---------- Data for the task ----------

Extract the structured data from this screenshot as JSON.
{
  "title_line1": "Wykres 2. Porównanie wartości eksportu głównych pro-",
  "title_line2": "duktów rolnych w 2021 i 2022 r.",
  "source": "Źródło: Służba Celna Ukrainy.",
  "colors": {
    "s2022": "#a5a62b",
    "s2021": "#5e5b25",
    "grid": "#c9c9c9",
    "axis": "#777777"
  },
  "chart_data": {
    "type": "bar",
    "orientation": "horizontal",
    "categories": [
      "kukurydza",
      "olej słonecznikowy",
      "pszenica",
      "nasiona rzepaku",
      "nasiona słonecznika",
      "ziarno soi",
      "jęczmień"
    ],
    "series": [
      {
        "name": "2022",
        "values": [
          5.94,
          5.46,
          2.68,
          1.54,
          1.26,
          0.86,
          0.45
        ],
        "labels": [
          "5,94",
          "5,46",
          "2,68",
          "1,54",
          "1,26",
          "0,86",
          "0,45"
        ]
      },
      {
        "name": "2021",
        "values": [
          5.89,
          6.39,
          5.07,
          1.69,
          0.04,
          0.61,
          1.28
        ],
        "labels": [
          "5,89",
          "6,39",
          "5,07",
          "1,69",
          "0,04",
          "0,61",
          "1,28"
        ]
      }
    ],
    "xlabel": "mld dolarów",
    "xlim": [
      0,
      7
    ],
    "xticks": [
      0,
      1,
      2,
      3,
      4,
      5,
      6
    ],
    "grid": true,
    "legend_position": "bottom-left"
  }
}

----------

(Task description):
Copy all the records above exactly, missing none.

(Full answer):
Extract the structured data from this screenshot as JSON.
{
  "title_line1": "Wykres 2. Porównanie wartości eksportu głównych pro-",
  "title_line2": "duktów rolnych w 2021 i 2022 r.",
  "source": "Źródło: Służba Celna Ukrainy.",
  "colors": {
    "s2022": "#a5a62b",
    "s2021": "#5e5b25",
    "grid": "#c9c9c9",
    "axis": "#777777"
  },
  "chart_data": {
    "type": "bar",
    "orientation": "horizontal",
    "categories": [
      "kukurydza",
      "olej słonecznikowy",
      "pszenica",
      "nasiona rzepaku",
      "nasiona słonecznika",
      "ziarno soi",
      "jęczmień"
    ],
    "series": [
      {
        "name": "2022",
        "values": [
          5.94,
          5.46,
          2.68,
          1.54,
          1.26,
          0.86,
          0.45
        ],
        "labels": [
          "5,94",
          "5,46",
          "2,68",
          "1,54",
          "1,26",
          "0,86",
          "0,45"
        ]
      },
      {
        "name": "2021",
        "values": [
          5.89,
          6.39,
          5.07,
          1.69,
          0.04,
          0.61,
          1.28
        ],
        "labels": [
          "5,89",
          "6,39",
          "5,07",
          "1,69",
          "0,04",
          "0,61",
          "1,28"
        ]
      }
    ],
    "xlabel": "mld dolarów",
    "xlim": [
      0,
      7
    ],
    "xticks": [
      0,
      1,
      2,
      3,
      4,
      5,
      6
    ],
    "grid": true,
    "legend_position": "bottom-left"
  }
}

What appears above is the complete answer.